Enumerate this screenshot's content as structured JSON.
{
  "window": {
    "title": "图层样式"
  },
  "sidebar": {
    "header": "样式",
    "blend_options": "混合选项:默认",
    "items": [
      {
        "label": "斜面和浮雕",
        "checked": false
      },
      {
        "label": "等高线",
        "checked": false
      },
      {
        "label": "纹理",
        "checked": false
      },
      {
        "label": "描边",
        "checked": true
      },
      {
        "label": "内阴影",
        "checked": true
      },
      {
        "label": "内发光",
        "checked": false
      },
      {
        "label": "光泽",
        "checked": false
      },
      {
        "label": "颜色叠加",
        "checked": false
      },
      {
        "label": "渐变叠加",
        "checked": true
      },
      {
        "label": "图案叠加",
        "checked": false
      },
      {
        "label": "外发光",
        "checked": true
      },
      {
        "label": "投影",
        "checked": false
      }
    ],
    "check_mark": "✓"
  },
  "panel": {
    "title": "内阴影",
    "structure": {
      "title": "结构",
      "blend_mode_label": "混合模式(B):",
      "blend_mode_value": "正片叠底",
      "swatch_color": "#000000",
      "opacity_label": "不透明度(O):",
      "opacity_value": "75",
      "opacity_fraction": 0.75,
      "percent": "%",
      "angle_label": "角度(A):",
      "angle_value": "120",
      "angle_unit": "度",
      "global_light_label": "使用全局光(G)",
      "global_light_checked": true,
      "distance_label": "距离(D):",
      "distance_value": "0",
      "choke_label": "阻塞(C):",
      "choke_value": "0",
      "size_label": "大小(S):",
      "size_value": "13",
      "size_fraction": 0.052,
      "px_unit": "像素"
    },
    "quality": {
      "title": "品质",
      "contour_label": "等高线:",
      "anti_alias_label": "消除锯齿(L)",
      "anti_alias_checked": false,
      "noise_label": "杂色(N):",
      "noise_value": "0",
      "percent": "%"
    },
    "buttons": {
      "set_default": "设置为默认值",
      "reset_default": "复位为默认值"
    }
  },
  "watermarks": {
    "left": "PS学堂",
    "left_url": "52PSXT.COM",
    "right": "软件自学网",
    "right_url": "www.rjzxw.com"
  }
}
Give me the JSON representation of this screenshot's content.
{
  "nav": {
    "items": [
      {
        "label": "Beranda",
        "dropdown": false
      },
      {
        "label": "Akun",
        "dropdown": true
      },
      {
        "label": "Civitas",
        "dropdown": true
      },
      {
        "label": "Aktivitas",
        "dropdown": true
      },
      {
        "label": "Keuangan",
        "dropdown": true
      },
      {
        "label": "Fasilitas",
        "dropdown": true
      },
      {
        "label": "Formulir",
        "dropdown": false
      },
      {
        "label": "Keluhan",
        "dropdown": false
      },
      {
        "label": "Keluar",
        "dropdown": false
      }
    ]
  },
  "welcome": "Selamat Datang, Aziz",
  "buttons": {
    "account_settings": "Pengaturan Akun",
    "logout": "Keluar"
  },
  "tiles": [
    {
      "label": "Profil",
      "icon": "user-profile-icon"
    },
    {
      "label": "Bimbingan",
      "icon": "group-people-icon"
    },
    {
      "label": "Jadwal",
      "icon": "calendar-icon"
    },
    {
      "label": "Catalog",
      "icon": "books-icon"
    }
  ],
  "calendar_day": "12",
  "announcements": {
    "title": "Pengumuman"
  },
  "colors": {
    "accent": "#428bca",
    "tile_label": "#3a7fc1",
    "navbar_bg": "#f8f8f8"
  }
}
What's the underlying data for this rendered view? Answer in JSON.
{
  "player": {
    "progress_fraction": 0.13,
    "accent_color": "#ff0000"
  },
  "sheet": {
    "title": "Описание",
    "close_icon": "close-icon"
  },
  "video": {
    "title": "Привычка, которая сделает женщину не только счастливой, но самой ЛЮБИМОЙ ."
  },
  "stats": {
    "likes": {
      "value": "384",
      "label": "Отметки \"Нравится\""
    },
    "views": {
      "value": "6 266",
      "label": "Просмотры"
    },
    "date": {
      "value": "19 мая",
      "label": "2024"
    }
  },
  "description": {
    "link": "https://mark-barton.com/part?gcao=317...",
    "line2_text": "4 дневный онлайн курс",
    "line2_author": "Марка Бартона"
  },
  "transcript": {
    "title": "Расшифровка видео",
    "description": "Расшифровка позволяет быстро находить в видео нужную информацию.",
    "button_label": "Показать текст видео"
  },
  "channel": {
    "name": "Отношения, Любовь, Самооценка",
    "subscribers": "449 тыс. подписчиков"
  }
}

+-------+

Quote exactly and only the lines from the one holding "What's the underlying" through the end of the data.

• [WRITTEN RESPONSE]:
What's the underlying data for this rendered view? Answer in JSON.
{
  "player": {
    "progress_fraction": 0.13,
    "accent_color": "#ff0000"
  },
  "sheet": {
    "title": "Описание",
    "close_icon": "close-icon"
  },
  "video": {
    "title": "Привычка, которая сделает женщину не только счастливой, но самой ЛЮБИМОЙ ."
  },
  "stats": {
    "likes": {
      "value": "384",
      "label": "Отметки \"Нравится\""
    },
    "views": {
      "value": "6 266",
      "label": "Просмотры"
    },
    "date": {
      "value": "19 мая",
      "label": "2024"
    }
  },
  "description": {
    "link": "https://mark-barton.com/part?gcao=317...",
    "line2_text": "4 дневный онлайн курс",
    "line2_author": "Марка Бартона"
  },
  "transcript": {
    "title": "Расшифровка видео",
    "description": "Расшифровка позволяет быстро находить в видео нужную информацию.",
    "button_label": "Показать текст видео"
  },
  "channel": {
    "name": "Отношения, Любовь, Самооценка",
    "subscribers": "449 тыс. подписчиков"
  }
}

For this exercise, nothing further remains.